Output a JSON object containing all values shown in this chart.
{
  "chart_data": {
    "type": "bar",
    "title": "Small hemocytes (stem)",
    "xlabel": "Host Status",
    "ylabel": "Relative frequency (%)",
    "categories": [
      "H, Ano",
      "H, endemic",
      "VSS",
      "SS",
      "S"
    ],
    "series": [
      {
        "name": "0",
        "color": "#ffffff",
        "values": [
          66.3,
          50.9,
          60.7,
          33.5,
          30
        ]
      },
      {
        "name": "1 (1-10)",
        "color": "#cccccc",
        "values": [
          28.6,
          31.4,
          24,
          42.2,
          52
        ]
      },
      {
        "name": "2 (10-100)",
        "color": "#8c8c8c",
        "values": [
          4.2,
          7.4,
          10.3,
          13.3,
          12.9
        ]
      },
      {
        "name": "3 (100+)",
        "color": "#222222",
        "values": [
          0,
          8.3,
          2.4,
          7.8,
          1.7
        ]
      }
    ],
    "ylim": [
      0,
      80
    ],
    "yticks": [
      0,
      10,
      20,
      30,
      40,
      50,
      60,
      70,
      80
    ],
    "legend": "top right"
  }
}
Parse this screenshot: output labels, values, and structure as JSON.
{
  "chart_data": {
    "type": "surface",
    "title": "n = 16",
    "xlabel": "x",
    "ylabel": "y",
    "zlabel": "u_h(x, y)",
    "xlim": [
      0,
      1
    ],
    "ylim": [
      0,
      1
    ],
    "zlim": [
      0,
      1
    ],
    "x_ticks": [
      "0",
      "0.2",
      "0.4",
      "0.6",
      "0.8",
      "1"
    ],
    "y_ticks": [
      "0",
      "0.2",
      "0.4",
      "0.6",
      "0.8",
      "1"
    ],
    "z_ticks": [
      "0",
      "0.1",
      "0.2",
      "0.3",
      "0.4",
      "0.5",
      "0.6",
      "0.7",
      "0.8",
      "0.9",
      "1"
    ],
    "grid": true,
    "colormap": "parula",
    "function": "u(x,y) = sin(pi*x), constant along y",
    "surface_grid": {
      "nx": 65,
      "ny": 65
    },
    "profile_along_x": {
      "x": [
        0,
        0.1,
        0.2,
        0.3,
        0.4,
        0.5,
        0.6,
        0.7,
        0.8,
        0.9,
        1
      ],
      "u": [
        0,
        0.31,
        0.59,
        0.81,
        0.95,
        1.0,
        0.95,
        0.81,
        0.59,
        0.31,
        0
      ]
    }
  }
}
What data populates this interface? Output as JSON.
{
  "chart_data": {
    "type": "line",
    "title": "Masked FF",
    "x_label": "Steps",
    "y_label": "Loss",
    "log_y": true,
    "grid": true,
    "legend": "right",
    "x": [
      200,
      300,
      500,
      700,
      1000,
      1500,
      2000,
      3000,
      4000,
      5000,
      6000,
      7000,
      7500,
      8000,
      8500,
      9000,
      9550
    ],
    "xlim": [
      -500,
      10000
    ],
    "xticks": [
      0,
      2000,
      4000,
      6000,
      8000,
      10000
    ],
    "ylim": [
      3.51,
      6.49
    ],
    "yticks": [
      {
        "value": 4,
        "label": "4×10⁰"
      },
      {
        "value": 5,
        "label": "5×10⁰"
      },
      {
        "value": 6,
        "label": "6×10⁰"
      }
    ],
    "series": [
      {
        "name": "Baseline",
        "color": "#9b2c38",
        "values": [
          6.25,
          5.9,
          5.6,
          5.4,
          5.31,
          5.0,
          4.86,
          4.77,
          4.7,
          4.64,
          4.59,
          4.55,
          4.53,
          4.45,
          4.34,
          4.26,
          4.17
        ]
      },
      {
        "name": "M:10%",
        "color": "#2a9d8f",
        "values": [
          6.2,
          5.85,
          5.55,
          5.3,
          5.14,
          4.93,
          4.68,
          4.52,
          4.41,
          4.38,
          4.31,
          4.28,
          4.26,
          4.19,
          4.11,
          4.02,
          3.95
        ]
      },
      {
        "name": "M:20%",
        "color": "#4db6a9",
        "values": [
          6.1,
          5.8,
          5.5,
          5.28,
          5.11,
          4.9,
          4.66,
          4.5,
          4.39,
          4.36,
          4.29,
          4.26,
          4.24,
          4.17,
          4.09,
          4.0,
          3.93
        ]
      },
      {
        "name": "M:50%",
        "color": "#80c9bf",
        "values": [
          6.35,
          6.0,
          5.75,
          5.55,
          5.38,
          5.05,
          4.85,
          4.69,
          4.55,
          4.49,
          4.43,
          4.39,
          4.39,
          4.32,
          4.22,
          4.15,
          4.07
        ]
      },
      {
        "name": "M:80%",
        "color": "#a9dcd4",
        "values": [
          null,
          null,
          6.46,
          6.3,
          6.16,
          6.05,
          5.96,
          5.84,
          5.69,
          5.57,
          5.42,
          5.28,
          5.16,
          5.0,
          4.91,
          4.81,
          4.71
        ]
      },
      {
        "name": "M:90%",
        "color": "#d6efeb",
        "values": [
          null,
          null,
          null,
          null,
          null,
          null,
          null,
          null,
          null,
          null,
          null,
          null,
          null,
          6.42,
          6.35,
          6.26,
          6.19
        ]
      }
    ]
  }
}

###

### STATED TASK
Select from the material above each line in which the string "name" appears, and list those lines.

### TASK RESULT
        "name": "0",
        "name": "1 (1-10)",
        "name": "2 (10-100)",
        "name": "3 (100+)",
        "name": "Baseline",
        "name": "M:10%",
        "name": "M:20%",
        "name": "M:50%",
        "name": "M:80%",
        "name": "M:90%",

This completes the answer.